[Extracted records]

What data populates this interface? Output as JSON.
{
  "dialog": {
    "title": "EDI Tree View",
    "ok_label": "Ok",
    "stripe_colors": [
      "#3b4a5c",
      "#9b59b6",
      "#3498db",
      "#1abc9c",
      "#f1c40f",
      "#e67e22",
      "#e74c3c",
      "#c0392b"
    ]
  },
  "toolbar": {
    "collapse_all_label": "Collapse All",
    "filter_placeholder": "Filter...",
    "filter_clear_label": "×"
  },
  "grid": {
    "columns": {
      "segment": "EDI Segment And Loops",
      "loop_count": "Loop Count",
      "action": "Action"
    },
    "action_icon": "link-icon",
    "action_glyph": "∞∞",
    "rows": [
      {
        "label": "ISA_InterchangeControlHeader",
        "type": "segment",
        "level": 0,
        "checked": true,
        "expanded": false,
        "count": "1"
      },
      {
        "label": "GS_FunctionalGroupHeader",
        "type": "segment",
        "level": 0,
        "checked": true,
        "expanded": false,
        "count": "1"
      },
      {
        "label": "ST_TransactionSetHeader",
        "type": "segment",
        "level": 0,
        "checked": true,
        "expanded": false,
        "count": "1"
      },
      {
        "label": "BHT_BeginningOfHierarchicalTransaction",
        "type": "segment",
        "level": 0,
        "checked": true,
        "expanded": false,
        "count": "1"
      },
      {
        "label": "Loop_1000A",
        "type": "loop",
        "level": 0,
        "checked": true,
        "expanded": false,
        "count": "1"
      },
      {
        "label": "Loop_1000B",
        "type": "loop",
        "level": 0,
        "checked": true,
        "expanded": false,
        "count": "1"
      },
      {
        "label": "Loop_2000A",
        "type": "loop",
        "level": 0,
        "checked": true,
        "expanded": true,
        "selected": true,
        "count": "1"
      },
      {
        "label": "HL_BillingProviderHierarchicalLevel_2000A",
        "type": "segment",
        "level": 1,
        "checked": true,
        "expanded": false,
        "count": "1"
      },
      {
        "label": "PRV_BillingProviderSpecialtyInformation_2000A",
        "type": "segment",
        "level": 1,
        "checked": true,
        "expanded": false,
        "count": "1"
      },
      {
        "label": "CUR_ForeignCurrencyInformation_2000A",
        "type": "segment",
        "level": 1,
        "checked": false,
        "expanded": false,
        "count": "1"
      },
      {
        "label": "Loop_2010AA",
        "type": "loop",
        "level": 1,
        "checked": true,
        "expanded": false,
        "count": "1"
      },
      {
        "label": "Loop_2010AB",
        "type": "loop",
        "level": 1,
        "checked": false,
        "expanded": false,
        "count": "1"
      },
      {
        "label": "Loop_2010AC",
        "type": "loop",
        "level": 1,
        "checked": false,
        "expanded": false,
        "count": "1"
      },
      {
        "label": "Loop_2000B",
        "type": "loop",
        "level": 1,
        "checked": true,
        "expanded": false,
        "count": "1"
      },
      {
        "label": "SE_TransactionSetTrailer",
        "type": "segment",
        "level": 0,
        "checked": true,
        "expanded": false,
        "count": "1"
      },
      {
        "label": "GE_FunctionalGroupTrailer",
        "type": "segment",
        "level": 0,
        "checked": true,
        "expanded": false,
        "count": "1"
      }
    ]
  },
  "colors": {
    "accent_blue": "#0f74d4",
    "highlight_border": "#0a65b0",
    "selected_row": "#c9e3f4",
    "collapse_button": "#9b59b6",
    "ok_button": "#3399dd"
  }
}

What is expected =
Set down all of the records shown above once more, exactly.

Answer below =
What data populates this interface? Output as JSON.
{
  "dialog": {
    "title": "EDI Tree View",
    "ok_label": "Ok",
    "stripe_colors": [
      "#3b4a5c",
      "#9b59b6",
      "#3498db",
      "#1abc9c",
      "#f1c40f",
      "#e67e22",
      "#e74c3c",
      "#c0392b"
    ]
  },
  "toolbar": {
    "collapse_all_label": "Collapse All",
    "filter_placeholder": "Filter...",
    "filter_clear_label": "×"
  },
  "grid": {
    "columns": {
      "segment": "EDI Segment And Loops",
      "loop_count": "Loop Count",
      "action": "Action"
    },
    "action_icon": "link-icon",
    "action_glyph": "∞∞",
    "rows": [
      {
        "label": "ISA_InterchangeControlHeader",
        "type": "segment",
        "level": 0,
        "checked": true,
        "expanded": false,
        "count": "1"
      },
      {
        "label": "GS_FunctionalGroupHeader",
        "type": "segment",
        "level": 0,
        "checked": true,
        "expanded": false,
        "count": "1"
      },
      {
        "label": "ST_TransactionSetHeader",
        "type": "segment",
        "level": 0,
        "checked": true,
        "expanded": false,
        "count": "1"
      },
      {
        "label": "BHT_BeginningOfHierarchicalTransaction",
        "type": "segment",
        "level": 0,
        "checked": true,
        "expanded": false,
        "count": "1"
      },
      {
        "label": "Loop_1000A",
        "type": "loop",
        "level": 0,
        "checked": true,
        "expanded": false,
        "count": "1"
      },
      {
        "label": "Loop_1000B",
        "type": "loop",
        "level": 0,
        "checked": true,
        "expanded": false,
        "count": "1"
      },
      {
        "label": "Loop_2000A",
        "type": "loop",
        "level": 0,
        "checked": true,
        "expanded": true,
        "selected": true,
        "count": "1"
      },
      {
        "label": "HL_BillingProviderHierarchicalLevel_2000A",
        "type": "segment",
        "level": 1,
        "checked": true,
        "expanded": false,
        "count": "1"
      },
      {
        "label": "PRV_BillingProviderSpecialtyInformation_2000A",
        "type": "segment",
        "level": 1,
        "checked": true,
        "expanded": false,
        "count": "1"
      },
      {
        "label": "CUR_ForeignCurrencyInformation_2000A",
        "type": "segment",
        "level": 1,
        "checked": false,
        "expanded": false,
        "count": "1"
      },
      {
        "label": "Loop_2010AA",
        "type": "loop",
        "level": 1,
        "checked": true,
        "expanded": false,
        "count": "1"
      },
      {
        "label": "Loop_2010AB",
        "type": "loop",
        "level": 1,
        "checked": false,
        "expanded": false,
        "count": "1"
      },
      {
        "label": "Loop_2010AC",
        "type": "loop",
        "level": 1,
        "checked": false,
        "expanded": false,
        "count": "1"
      },
      {
        "label": "Loop_2000B",
        "type": "loop",
        "level": 1,
        "checked": true,
        "expanded": false,
        "count": "1"
      },
      {
        "label": "SE_TransactionSetTrailer",
        "type": "segment",
        "level": 0,
        "checked": true,
        "expanded": false,
        "count": "1"
      },
      {
        "label": "GE_FunctionalGroupTrailer",
        "type": "segment",
        "level": 0,
        "checked": true,
        "expanded": false,
        "count": "1"
      }
    ]
  },
  "colors": {
    "accent_blue": "#0f74d4",
    "highlight_border": "#0a65b0",
    "selected_row": "#c9e3f4",
    "collapse_button": "#9b59b6",
    "ok_button": "#3399dd"
  }
}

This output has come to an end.